** BEGIN Dataset excerpts **

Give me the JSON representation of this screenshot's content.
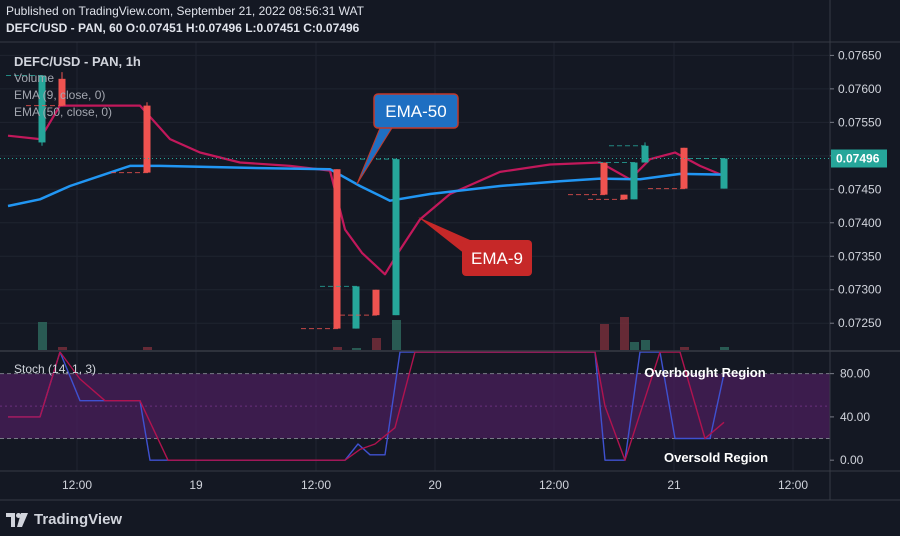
{
  "header": {
    "published": "Published on TradingView.com, September 21, 2022 08:56:31 WAT",
    "ohlc": "DEFC/USD - PAN, 60  O:0.07451 H:0.07496 L:0.07451 C:0.07496"
  },
  "brand": "TradingView",
  "chart_data": [
    {
      "type": "candlestick",
      "title": "DEFC/USD - PAN, 1h",
      "legend": [
        "Volume",
        "EMA (9, close, 0)",
        "EMA (50, close, 0)"
      ],
      "y_ticks": [
        "0.07650",
        "0.07600",
        "0.07550",
        "0.07500",
        "0.07450",
        "0.07400",
        "0.07350",
        "0.07300",
        "0.07250"
      ],
      "ylim": [
        0.0721,
        0.0767
      ],
      "last_price": "0.07496",
      "x_ticks": [
        "12:00",
        "19",
        "12:00",
        "20",
        "12:00",
        "21",
        "12:00"
      ],
      "candles": [
        {
          "t": 42,
          "o": 0.0752,
          "h": 0.0762,
          "l": 0.07515,
          "c": 0.0762,
          "vol": 28
        },
        {
          "t": 62,
          "o": 0.07615,
          "h": 0.07625,
          "l": 0.07575,
          "c": 0.07575,
          "vol": 3
        },
        {
          "t": 147,
          "o": 0.07575,
          "h": 0.0758,
          "l": 0.07475,
          "c": 0.07475,
          "vol": 3
        },
        {
          "t": 337,
          "o": 0.0748,
          "h": 0.0748,
          "l": 0.07242,
          "c": 0.07242,
          "vol": 3
        },
        {
          "t": 356,
          "o": 0.07242,
          "h": 0.07305,
          "l": 0.07242,
          "c": 0.07305,
          "vol": 2
        },
        {
          "t": 376,
          "o": 0.073,
          "h": 0.073,
          "l": 0.07262,
          "c": 0.07262,
          "vol": 12
        },
        {
          "t": 396,
          "o": 0.07262,
          "h": 0.07495,
          "l": 0.07262,
          "c": 0.07495,
          "vol": 30
        },
        {
          "t": 604,
          "o": 0.0749,
          "h": 0.0749,
          "l": 0.07442,
          "c": 0.07442,
          "vol": 26
        },
        {
          "t": 624,
          "o": 0.07442,
          "h": 0.07442,
          "l": 0.07435,
          "c": 0.07435,
          "vol": 33
        },
        {
          "t": 634,
          "o": 0.07435,
          "h": 0.0749,
          "l": 0.07435,
          "c": 0.0749,
          "vol": 8
        },
        {
          "t": 645,
          "o": 0.0749,
          "h": 0.0752,
          "l": 0.0749,
          "c": 0.07515,
          "vol": 10
        },
        {
          "t": 684,
          "o": 0.07512,
          "h": 0.07512,
          "l": 0.07451,
          "c": 0.07451,
          "vol": 3
        },
        {
          "t": 724,
          "o": 0.07451,
          "h": 0.07496,
          "l": 0.07451,
          "c": 0.07496,
          "vol": 3
        }
      ],
      "series": [
        {
          "name": "EMA-9",
          "color": "#c2185b",
          "points": [
            [
              8,
              0.0753
            ],
            [
              40,
              0.07525
            ],
            [
              60,
              0.07575
            ],
            [
              100,
              0.07575
            ],
            [
              140,
              0.07575
            ],
            [
              170,
              0.07525
            ],
            [
              200,
              0.07505
            ],
            [
              240,
              0.0749
            ],
            [
              290,
              0.07485
            ],
            [
              330,
              0.07478
            ],
            [
              345,
              0.0739
            ],
            [
              362,
              0.07355
            ],
            [
              385,
              0.07323
            ],
            [
              398,
              0.07355
            ],
            [
              420,
              0.07405
            ],
            [
              450,
              0.07443
            ],
            [
              500,
              0.07476
            ],
            [
              550,
              0.07487
            ],
            [
              600,
              0.0749
            ],
            [
              630,
              0.07465
            ],
            [
              650,
              0.07495
            ],
            [
              675,
              0.07505
            ],
            [
              700,
              0.07485
            ],
            [
              724,
              0.0747
            ]
          ]
        },
        {
          "name": "EMA-50",
          "color": "#2196f3",
          "points": [
            [
              8,
              0.07425
            ],
            [
              40,
              0.07435
            ],
            [
              70,
              0.07455
            ],
            [
              100,
              0.0747
            ],
            [
              130,
              0.07485
            ],
            [
              160,
              0.07485
            ],
            [
              250,
              0.07482
            ],
            [
              330,
              0.0748
            ],
            [
              360,
              0.07455
            ],
            [
              390,
              0.07433
            ],
            [
              430,
              0.07443
            ],
            [
              500,
              0.07455
            ],
            [
              560,
              0.07462
            ],
            [
              600,
              0.07466
            ],
            [
              640,
              0.07465
            ],
            [
              680,
              0.07473
            ],
            [
              724,
              0.07472
            ]
          ]
        }
      ],
      "annotations": [
        "EMA-50",
        "EMA-9"
      ]
    },
    {
      "type": "line",
      "title": "Stoch (14, 1, 3)",
      "y_ticks": [
        "80.00",
        "40.00",
        "0.00"
      ],
      "ylim": [
        -10,
        100
      ],
      "levels": {
        "overbought": 80,
        "oversold": 20
      },
      "band_color": "#4a1d5c",
      "annotations": [
        "Overbought Region",
        "Oversold Region"
      ],
      "series": [
        {
          "name": "K",
          "color": "#3f51d0",
          "points": [
            [
              8,
              40
            ],
            [
              40,
              40
            ],
            [
              60,
              100
            ],
            [
              80,
              55
            ],
            [
              105,
              55
            ],
            [
              140,
              55
            ],
            [
              150,
              0
            ],
            [
              190,
              0
            ],
            [
              320,
              0
            ],
            [
              345,
              0
            ],
            [
              358,
              15
            ],
            [
              370,
              5
            ],
            [
              385,
              5
            ],
            [
              400,
              100
            ],
            [
              430,
              100
            ],
            [
              595,
              100
            ],
            [
              605,
              0
            ],
            [
              625,
              0
            ],
            [
              640,
              100
            ],
            [
              660,
              100
            ],
            [
              675,
              20
            ],
            [
              695,
              20
            ],
            [
              710,
              20
            ],
            [
              724,
              80
            ]
          ]
        },
        {
          "name": "D",
          "color": "#b0134f",
          "points": [
            [
              8,
              40
            ],
            [
              40,
              40
            ],
            [
              60,
              100
            ],
            [
              80,
              75
            ],
            [
              105,
              55
            ],
            [
              140,
              55
            ],
            [
              168,
              0
            ],
            [
              320,
              0
            ],
            [
              345,
              0
            ],
            [
              360,
              10
            ],
            [
              375,
              15
            ],
            [
              395,
              30
            ],
            [
              415,
              100
            ],
            [
              595,
              100
            ],
            [
              605,
              50
            ],
            [
              625,
              0
            ],
            [
              660,
              100
            ],
            [
              680,
              100
            ],
            [
              705,
              20
            ],
            [
              724,
              35
            ]
          ]
        }
      ]
    }
  ]
}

** END Dataset excerpts **

Your copy should match the records word for word, with the pictures removed.

§ **Exercise solution**
Give me the JSON representation of this screenshot's content.
{
  "header": {
    "published": "Published on TradingView.com, September 21, 2022 08:56:31 WAT",
    "ohlc": "DEFC/USD - PAN, 60  O:0.07451 H:0.07496 L:0.07451 C:0.07496"
  },
  "brand": "TradingView",
  "chart_data": [
    {
      "type": "candlestick",
      "title": "DEFC/USD - PAN, 1h",
      "legend": [
        "Volume",
        "EMA (9, close, 0)",
        "EMA (50, close, 0)"
      ],
      "y_ticks": [
        "0.07650",
        "0.07600",
        "0.07550",
        "0.07500",
        "0.07450",
        "0.07400",
        "0.07350",
        "0.07300",
        "0.07250"
      ],
      "ylim": [
        0.0721,
        0.0767
      ],
      "last_price": "0.07496",
      "x_ticks": [
        "12:00",
        "19",
        "12:00",
        "20",
        "12:00",
        "21",
        "12:00"
      ],
      "candles": [
        {
          "t": 42,
          "o": 0.0752,
          "h": 0.0762,
          "l": 0.07515,
          "c": 0.0762,
          "vol": 28
        },
        {
          "t": 62,
          "o": 0.07615,
          "h": 0.07625,
          "l": 0.07575,
          "c": 0.07575,
          "vol": 3
        },
        {
          "t": 147,
          "o": 0.07575,
          "h": 0.0758,
          "l": 0.07475,
          "c": 0.07475,
          "vol": 3
        },
        {
          "t": 337,
          "o": 0.0748,
          "h": 0.0748,
          "l": 0.07242,
          "c": 0.07242,
          "vol": 3
        },
        {
          "t": 356,
          "o": 0.07242,
          "h": 0.07305,
          "l": 0.07242,
          "c": 0.07305,
          "vol": 2
        },
        {
          "t": 376,
          "o": 0.073,
          "h": 0.073,
          "l": 0.07262,
          "c": 0.07262,
          "vol": 12
        },
        {
          "t": 396,
          "o": 0.07262,
          "h": 0.07495,
          "l": 0.07262,
          "c": 0.07495,
          "vol": 30
        },
        {
          "t": 604,
          "o": 0.0749,
          "h": 0.0749,
          "l": 0.07442,
          "c": 0.07442,
          "vol": 26
        },
        {
          "t": 624,
          "o": 0.07442,
          "h": 0.07442,
          "l": 0.07435,
          "c": 0.07435,
          "vol": 33
        },
        {
          "t": 634,
          "o": 0.07435,
          "h": 0.0749,
          "l": 0.07435,
          "c": 0.0749,
          "vol": 8
        },
        {
          "t": 645,
          "o": 0.0749,
          "h": 0.0752,
          "l": 0.0749,
          "c": 0.07515,
          "vol": 10
        },
        {
          "t": 684,
          "o": 0.07512,
          "h": 0.07512,
          "l": 0.07451,
          "c": 0.07451,
          "vol": 3
        },
        {
          "t": 724,
          "o": 0.07451,
          "h": 0.07496,
          "l": 0.07451,
          "c": 0.07496,
          "vol": 3
        }
      ],
      "series": [
        {
          "name": "EMA-9",
          "color": "#c2185b",
          "points": [
            [
              8,
              0.0753
            ],
            [
              40,
              0.07525
            ],
            [
              60,
              0.07575
            ],
            [
              100,
              0.07575
            ],
            [
              140,
              0.07575
            ],
            [
              170,
              0.07525
            ],
            [
              200,
              0.07505
            ],
            [
              240,
              0.0749
            ],
            [
              290,
              0.07485
            ],
            [
              330,
              0.07478
            ],
            [
              345,
              0.0739
            ],
            [
              362,
              0.07355
            ],
            [
              385,
              0.07323
            ],
            [
              398,
              0.07355
            ],
            [
              420,
              0.07405
            ],
            [
              450,
              0.07443
            ],
            [
              500,
              0.07476
            ],
            [
              550,
              0.07487
            ],
            [
              600,
              0.0749
            ],
            [
              630,
              0.07465
            ],
            [
              650,
              0.07495
            ],
            [
              675,
              0.07505
            ],
            [
              700,
              0.07485
            ],
            [
              724,
              0.0747
            ]
          ]
        },
        {
          "name": "EMA-50",
          "color": "#2196f3",
          "points": [
            [
              8,
              0.07425
            ],
            [
              40,
              0.07435
            ],
            [
              70,
              0.07455
            ],
            [
              100,
              0.0747
            ],
            [
              130,
              0.07485
            ],
            [
              160,
              0.07485
            ],
            [
              250,
              0.07482
            ],
            [
              330,
              0.0748
            ],
            [
              360,
              0.07455
            ],
            [
              390,
              0.07433
            ],
            [
              430,
              0.07443
            ],
            [
              500,
              0.07455
            ],
            [
              560,
              0.07462
            ],
            [
              600,
              0.07466
            ],
            [
              640,
              0.07465
            ],
            [
              680,
              0.07473
            ],
            [
              724,
              0.07472
            ]
          ]
        }
      ],
      "annotations": [
        "EMA-50",
        "EMA-9"
      ]
    },
    {
      "type": "line",
      "title": "Stoch (14, 1, 3)",
      "y_ticks": [
        "80.00",
        "40.00",
        "0.00"
      ],
      "ylim": [
        -10,
        100
      ],
      "levels": {
        "overbought": 80,
        "oversold": 20
      },
      "band_color": "#4a1d5c",
      "annotations": [
        "Overbought Region",
        "Oversold Region"
      ],
      "series": [
        {
          "name": "K",
          "color": "#3f51d0",
          "points": [
            [
              8,
              40
            ],
            [
              40,
              40
            ],
            [
              60,
              100
            ],
            [
              80,
              55
            ],
            [
              105,
              55
            ],
            [
              140,
              55
            ],
            [
              150,
              0
            ],
            [
              190,
              0
            ],
            [
              320,
              0
            ],
            [
              345,
              0
            ],
            [
              358,
              15
            ],
            [
              370,
              5
            ],
            [
              385,
              5
            ],
            [
              400,
              100
            ],
            [
              430,
              100
            ],
            [
              595,
              100
            ],
            [
              605,
              0
            ],
            [
              625,
              0
            ],
            [
              640,
              100
            ],
            [
              660,
              100
            ],
            [
              675,
              20
            ],
            [
              695,
              20
            ],
            [
              710,
              20
            ],
            [
              724,
              80
            ]
          ]
        },
        {
          "name": "D",
          "color": "#b0134f",
          "points": [
            [
              8,
              40
            ],
            [
              40,
              40
            ],
            [
              60,
              100
            ],
            [
              80,
              75
            ],
            [
              105,
              55
            ],
            [
              140,
              55
            ],
            [
              168,
              0
            ],
            [
              320,
              0
            ],
            [
              345,
              0
            ],
            [
              360,
              10
            ],
            [
              375,
              15
            ],
            [
              395,
              30
            ],
            [
              415,
              100
            ],
            [
              595,
              100
            ],
            [
              605,
              50
            ],
            [
              625,
              0
            ],
            [
              660,
              100
            ],
            [
              680,
              100
            ],
            [
              705,
              20
            ],
            [
              724,
              35
            ]
          ]
        }
      ]
    }
  ]
}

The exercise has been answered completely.